▶ _Records for the task_
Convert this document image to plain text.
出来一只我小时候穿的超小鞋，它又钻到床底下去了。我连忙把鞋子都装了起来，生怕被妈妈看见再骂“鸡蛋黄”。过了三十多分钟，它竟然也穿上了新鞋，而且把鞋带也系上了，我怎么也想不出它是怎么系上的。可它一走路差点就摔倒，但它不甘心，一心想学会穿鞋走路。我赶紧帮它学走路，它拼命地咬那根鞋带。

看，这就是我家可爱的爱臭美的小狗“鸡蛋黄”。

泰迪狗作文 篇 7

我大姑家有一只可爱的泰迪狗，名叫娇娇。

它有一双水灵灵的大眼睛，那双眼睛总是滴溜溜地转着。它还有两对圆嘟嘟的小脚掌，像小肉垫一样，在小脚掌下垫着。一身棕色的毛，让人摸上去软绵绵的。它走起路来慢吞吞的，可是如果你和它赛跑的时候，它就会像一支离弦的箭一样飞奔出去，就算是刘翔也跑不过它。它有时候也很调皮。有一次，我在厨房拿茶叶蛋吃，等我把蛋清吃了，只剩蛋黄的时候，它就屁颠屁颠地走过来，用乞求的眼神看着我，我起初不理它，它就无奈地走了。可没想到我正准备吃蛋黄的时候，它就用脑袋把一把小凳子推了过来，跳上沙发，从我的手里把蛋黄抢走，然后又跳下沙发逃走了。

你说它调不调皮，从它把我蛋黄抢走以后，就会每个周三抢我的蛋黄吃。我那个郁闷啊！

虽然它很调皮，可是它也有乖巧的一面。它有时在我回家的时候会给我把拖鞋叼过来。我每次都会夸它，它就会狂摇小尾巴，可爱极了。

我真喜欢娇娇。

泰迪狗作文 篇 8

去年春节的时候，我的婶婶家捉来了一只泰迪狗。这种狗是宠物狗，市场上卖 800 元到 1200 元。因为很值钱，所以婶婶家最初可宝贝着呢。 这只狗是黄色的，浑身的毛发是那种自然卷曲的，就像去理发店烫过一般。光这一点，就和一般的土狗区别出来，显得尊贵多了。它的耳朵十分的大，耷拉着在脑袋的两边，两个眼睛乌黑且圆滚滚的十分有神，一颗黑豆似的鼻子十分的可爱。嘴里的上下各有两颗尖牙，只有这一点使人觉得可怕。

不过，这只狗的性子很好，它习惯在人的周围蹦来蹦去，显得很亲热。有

▶ _Given task_
Output the full listing without altering anything.

▶ _Answer in full_
Convert this document image to plain text.
出来一只我小时候穿的超小鞋，它又钻到床底下去了。我连忙把鞋子都装了起来，生怕被妈妈看见再骂“鸡蛋黄”。过了三十多分钟，它竟然也穿上了新鞋，而且把鞋带也系上了，我怎么也想不出它是怎么系上的。可它一走路差点就摔倒，但它不甘心，一心想学会穿鞋走路。我赶紧帮它学走路，它拼命地咬那根鞋带。

看，这就是我家可爱的爱臭美的小狗“鸡蛋黄”。

泰迪狗作文 篇 7

我大姑家有一只可爱的泰迪狗，名叫娇娇。

它有一双水灵灵的大眼睛，那双眼睛总是滴溜溜地转着。它还有两对圆嘟嘟的小脚掌，像小肉垫一样，在小脚掌下垫着。一身棕色的毛，让人摸上去软绵绵的。它走起路来慢吞吞的，可是如果你和它赛跑的时候，它就会像一支离弦的箭一样飞奔出去，就算是刘翔也跑不过它。它有时候也很调皮。有一次，我在厨房拿茶叶蛋吃，等我把蛋清吃了，只剩蛋黄的时候，它就屁颠屁颠地走过来，用乞求的眼神看着我，我起初不理它，它就无奈地走了。可没想到我正准备吃蛋黄的时候，它就用脑袋把一把小凳子推了过来，跳上沙发，从我的手里把蛋黄抢走，然后又跳下沙发逃走了。

你说它调不调皮，从它把我蛋黄抢走以后，就会每个周三抢我的蛋黄吃。我那个郁闷啊！

虽然它很调皮，可是它也有乖巧的一面。它有时在我回家的时候会给我把拖鞋叼过来。我每次都会夸它，它就会狂摇小尾巴，可爱极了。

我真喜欢娇娇。

泰迪狗作文 篇 8

去年春节的时候，我的婶婶家捉来了一只泰迪狗。这种狗是宠物狗，市场上卖 800 元到 1200 元。因为很值钱，所以婶婶家最初可宝贝着呢。 这只狗是黄色的，浑身的毛发是那种自然卷曲的，就像去理发店烫过一般。光这一点，就和一般的土狗区别出来，显得尊贵多了。它的耳朵十分的大，耷拉着在脑袋的两边，两个眼睛乌黑且圆滚滚的十分有神，一颗黑豆似的鼻子十分的可爱。嘴里的上下各有两颗尖牙，只有这一点使人觉得可怕。

不过，这只狗的性子很好，它习惯在人的周围蹦来蹦去，显得很亲热。有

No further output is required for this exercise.